===== Provided text =====
People wondered what caused him to snap, if he’s done this before or if someone provoked him.

“Why did he do it?”

How did he do it?”

Seriously, how do you get past security running across the tarmac — at JF(-ing)K, no less? He not only gets to his car, he’s able to make it to Queens.


Amazing.

He’s found at his home in a “sexual embrace with his partner” and from that some people were asking if he was gay (he’s legally married, thus the confusion). Look, what a man does in his bedroom is his own business and completely beside the point but if it needs to be settled, the New York Times reported that Slater was the leader of JetBlue’s uniform redesign committee.

There.

“Will he get a reality show?”

“Was this all a set-up “audition” for a reality show?”

“Why is a reality show the first thought when someone new enters public consciousness?”

“And why even mention he was having sex when the cops found him?”

I’ll take that one. Because this is Rock Star 101. Immediately a national hero, albeit one now unemployed, it’s a fairly empowering moment what you just did back there and, hell yes, one can imagine running home and getting your jump on due to the exhilaration and whimsy. Plus you’ve had a few beers and you know you’re going to jail in about 20 minutes. Better toss a good one off while you’ve still got the time.

Everything aside, the only thing that truly interests me in this story is the inflatable emergency slide. What better exit can be made, other than maybe a fire pole? You’ve had it, you’re out of there, you push a button and take the chute. “F-U, suckers.” Sweet exit to the end of a career. It helps that aircraft are actually equipped for this and it’s surprising it’s taken this long for someone to pop the inflatable cherry.
=====
Challenge 1: In the entries, please repeat the stretch from the line containing "- tweet-image[interactable]: CANADA’S" through the line containing "- likes-label: Likes: [139, 485, 170, 500]", changing "liker-avatar" to "fan-avatar" and leaving everything else as it is.
===== Recorded information =====
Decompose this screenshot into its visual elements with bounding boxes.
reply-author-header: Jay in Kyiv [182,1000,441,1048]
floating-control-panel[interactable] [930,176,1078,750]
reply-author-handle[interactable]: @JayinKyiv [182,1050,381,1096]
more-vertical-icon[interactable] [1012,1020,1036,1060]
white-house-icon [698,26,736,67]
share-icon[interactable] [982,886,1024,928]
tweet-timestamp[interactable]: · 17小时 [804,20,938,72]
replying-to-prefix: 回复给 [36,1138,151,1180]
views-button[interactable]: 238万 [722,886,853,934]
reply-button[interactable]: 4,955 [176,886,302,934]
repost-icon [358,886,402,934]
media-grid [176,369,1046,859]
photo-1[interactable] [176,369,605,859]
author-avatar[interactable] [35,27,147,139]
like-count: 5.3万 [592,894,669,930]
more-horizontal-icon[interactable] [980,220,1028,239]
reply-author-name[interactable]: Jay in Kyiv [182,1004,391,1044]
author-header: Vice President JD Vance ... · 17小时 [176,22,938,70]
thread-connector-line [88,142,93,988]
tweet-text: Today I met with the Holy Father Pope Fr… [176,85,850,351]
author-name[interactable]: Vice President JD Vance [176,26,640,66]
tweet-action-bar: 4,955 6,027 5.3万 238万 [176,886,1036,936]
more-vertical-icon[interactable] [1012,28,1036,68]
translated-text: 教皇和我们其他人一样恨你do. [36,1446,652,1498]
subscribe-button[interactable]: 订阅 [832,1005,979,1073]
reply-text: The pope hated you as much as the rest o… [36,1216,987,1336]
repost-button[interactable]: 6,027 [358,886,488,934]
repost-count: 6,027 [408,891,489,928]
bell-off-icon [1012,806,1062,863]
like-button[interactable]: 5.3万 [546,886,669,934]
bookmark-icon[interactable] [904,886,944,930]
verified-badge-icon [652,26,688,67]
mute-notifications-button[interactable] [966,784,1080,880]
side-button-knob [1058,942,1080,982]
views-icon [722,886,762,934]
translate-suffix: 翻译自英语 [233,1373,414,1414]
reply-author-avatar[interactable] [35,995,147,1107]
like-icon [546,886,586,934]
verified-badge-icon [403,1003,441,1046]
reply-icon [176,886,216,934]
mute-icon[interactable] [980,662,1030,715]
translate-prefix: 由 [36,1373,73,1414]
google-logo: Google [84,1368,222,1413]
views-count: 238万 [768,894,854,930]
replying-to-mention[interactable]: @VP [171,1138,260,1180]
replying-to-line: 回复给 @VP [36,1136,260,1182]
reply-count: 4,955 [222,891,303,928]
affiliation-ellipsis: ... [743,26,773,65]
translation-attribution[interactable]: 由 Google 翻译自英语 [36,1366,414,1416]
=====
===== Recorded information =====
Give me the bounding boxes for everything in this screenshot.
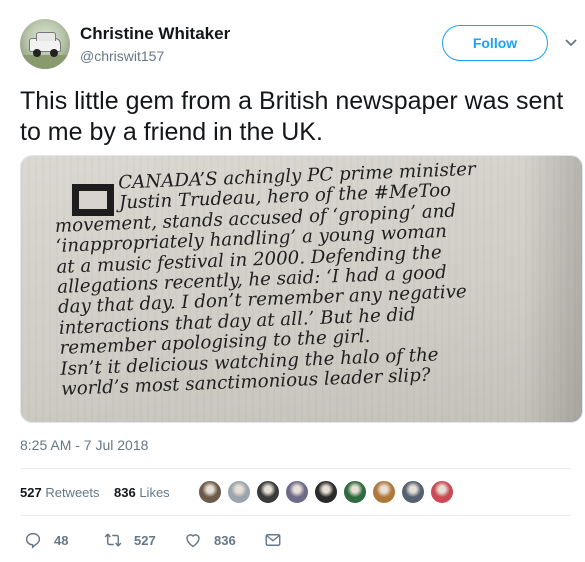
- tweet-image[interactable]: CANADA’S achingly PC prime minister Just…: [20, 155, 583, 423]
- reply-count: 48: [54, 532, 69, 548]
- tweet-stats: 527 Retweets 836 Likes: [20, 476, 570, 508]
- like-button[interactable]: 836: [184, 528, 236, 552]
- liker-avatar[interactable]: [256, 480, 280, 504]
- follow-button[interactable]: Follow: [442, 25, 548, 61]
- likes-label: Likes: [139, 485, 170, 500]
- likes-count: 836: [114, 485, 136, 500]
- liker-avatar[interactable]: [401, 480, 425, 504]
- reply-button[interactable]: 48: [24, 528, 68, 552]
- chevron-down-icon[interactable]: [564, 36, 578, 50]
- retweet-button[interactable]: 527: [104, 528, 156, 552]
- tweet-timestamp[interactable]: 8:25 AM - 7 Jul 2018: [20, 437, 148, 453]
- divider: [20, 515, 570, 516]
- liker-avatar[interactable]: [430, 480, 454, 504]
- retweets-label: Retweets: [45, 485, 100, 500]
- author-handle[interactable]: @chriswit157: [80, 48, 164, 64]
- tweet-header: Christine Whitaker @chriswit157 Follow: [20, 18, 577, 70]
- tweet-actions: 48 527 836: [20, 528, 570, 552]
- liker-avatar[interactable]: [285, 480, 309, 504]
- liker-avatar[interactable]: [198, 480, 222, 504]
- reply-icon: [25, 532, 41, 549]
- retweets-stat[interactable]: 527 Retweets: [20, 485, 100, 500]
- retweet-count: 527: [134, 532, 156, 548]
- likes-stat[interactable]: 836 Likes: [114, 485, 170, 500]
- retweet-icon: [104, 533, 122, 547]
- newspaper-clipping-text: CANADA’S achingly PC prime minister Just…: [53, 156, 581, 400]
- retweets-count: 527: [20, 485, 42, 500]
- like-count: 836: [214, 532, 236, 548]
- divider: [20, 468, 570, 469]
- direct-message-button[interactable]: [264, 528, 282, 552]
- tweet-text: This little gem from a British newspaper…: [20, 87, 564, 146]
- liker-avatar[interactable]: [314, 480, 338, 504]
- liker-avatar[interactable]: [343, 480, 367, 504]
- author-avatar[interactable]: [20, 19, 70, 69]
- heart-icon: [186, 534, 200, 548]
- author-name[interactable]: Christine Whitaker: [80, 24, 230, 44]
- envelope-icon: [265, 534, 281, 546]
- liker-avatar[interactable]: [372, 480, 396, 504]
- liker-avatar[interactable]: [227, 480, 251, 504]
=====
Challenge 2: Condense the paragraph of the text about Slater that begins "Everything aside" into two sentences, keeping its main points.

Finished answer 1:
- tweet-image[interactable]: CANADA’S achingly PC prime minister Just…: [20, 155, 583, 423]
- reply-count: 48: [54, 532, 69, 548]
- tweet-stats: 527 Retweets 836 Likes: [20, 476, 570, 508]
- like-button[interactable]: 836: [184, 528, 236, 552]
- fan-avatar[interactable]: [256, 480, 280, 504]
- follow-button[interactable]: Follow: [442, 25, 548, 61]
- likes-label: Likes: [139, 485, 170, 500]

Finished answer 2: What interests the writer most in the story is the inflatable emergency slide, which is described as perhaps the best possible exit other than a fire pole and a sweet way to end a career. Aircraft are actually equipped with these slides, and the writer finds it surprising that it took this long for someone to use one this way.